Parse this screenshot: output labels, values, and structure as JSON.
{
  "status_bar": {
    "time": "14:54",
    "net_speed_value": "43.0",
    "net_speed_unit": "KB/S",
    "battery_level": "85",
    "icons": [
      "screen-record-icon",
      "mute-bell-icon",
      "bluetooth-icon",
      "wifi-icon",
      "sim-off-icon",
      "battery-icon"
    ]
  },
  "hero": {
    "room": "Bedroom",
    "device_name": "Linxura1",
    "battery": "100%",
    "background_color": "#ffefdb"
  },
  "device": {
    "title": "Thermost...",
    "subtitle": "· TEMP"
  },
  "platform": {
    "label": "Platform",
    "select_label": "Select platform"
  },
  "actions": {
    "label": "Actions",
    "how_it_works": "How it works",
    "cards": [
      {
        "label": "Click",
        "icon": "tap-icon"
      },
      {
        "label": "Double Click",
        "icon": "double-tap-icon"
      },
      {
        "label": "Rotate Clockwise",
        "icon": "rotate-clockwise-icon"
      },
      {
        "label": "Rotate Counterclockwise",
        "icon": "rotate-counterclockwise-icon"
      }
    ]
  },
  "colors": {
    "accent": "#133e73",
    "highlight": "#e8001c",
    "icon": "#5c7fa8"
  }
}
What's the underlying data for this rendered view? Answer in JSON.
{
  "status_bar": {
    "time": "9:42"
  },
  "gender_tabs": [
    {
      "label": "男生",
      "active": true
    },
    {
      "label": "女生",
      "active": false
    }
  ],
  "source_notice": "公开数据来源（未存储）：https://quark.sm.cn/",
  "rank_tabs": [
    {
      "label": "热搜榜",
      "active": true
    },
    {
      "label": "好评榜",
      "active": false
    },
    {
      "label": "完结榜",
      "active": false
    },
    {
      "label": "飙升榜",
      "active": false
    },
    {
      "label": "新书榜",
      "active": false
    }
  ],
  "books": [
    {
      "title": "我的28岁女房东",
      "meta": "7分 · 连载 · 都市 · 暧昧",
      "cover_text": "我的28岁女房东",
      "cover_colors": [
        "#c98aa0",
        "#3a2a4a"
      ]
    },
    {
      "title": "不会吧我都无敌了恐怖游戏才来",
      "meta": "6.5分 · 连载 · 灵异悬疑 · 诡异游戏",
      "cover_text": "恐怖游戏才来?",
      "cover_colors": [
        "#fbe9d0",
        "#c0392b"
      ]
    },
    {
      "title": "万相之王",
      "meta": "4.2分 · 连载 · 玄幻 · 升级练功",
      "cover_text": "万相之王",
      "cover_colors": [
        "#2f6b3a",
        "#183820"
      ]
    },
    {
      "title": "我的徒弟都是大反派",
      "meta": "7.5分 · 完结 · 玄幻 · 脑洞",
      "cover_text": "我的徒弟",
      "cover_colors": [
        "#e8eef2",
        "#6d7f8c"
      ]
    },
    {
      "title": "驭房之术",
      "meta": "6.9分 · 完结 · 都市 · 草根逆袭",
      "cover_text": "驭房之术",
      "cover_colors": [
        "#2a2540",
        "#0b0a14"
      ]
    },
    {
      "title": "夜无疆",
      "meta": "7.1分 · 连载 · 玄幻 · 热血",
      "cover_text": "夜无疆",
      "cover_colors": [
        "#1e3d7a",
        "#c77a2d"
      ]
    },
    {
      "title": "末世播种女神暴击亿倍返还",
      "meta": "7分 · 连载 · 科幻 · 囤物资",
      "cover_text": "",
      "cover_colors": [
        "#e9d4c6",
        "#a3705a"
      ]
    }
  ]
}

====

→ Aim of the task
Repeat the whole listing exactly, keeping every line intact.

→ Complete response
Parse this screenshot: output labels, values, and structure as JSON.
{
  "status_bar": {
    "time": "14:54",
    "net_speed_value": "43.0",
    "net_speed_unit": "KB/S",
    "battery_level": "85",
    "icons": [
      "screen-record-icon",
      "mute-bell-icon",
      "bluetooth-icon",
      "wifi-icon",
      "sim-off-icon",
      "battery-icon"
    ]
  },
  "hero": {
    "room": "Bedroom",
    "device_name": "Linxura1",
    "battery": "100%",
    "background_color": "#ffefdb"
  },
  "device": {
    "title": "Thermost...",
    "subtitle": "· TEMP"
  },
  "platform": {
    "label": "Platform",
    "select_label": "Select platform"
  },
  "actions": {
    "label": "Actions",
    "how_it_works": "How it works",
    "cards": [
      {
        "label": "Click",
        "icon": "tap-icon"
      },
      {
        "label": "Double Click",
        "icon": "double-tap-icon"
      },
      {
        "label": "Rotate Clockwise",
        "icon": "rotate-clockwise-icon"
      },
      {
        "label": "Rotate Counterclockwise",
        "icon": "rotate-counterclockwise-icon"
      }
    ]
  },
  "colors": {
    "accent": "#133e73",
    "highlight": "#e8001c",
    "icon": "#5c7fa8"
  }
}
What's the underlying data for this rendered view? Answer in JSON.
{
  "status_bar": {
    "time": "9:42"
  },
  "gender_tabs": [
    {
      "label": "男生",
      "active": true
    },
    {
      "label": "女生",
      "active": false
    }
  ],
  "source_notice": "公开数据来源（未存储）：https://quark.sm.cn/",
  "rank_tabs": [
    {
      "label": "热搜榜",
      "active": true
    },
    {
      "label": "好评榜",
      "active": false
    },
    {
      "label": "完结榜",
      "active": false
    },
    {
      "label": "飙升榜",
      "active": false
    },
    {
      "label": "新书榜",
      "active": false
    }
  ],
  "books": [
    {
      "title": "我的28岁女房东",
      "meta": "7分 · 连载 · 都市 · 暧昧",
      "cover_text": "我的28岁女房东",
      "cover_colors": [
        "#c98aa0",
        "#3a2a4a"
      ]
    },
    {
      "title": "不会吧我都无敌了恐怖游戏才来",
      "meta": "6.5分 · 连载 · 灵异悬疑 · 诡异游戏",
      "cover_text": "恐怖游戏才来?",
      "cover_colors": [
        "#fbe9d0",
        "#c0392b"
      ]
    },
    {
      "title": "万相之王",
      "meta": "4.2分 · 连载 · 玄幻 · 升级练功",
      "cover_text": "万相之王",
      "cover_colors": [
        "#2f6b3a",
        "#183820"
      ]
    },
    {
      "title": "我的徒弟都是大反派",
      "meta": "7.5分 · 完结 · 玄幻 · 脑洞",
      "cover_text": "我的徒弟",
      "cover_colors": [
        "#e8eef2",
        "#6d7f8c"
      ]
    },
    {
      "title": "驭房之术",
      "meta": "6.9分 · 完结 · 都市 · 草根逆袭",
      "cover_text": "驭房之术",
      "cover_colors": [
        "#2a2540",
        "#0b0a14"
      ]
    },
    {
      "title": "夜无疆",
      "meta": "7.1分 · 连载 · 玄幻 · 热血",
      "cover_text": "夜无疆",
      "cover_colors": [
        "#1e3d7a",
        "#c77a2d"
      ]
    },
    {
      "title": "末世播种女神暴击亿倍返还",
      "meta": "7分 · 连载 · 科幻 · 囤物资",
      "cover_text": "",
      "cover_colors": [
        "#e9d4c6",
        "#a3705a"
      ]
    }
  ]
}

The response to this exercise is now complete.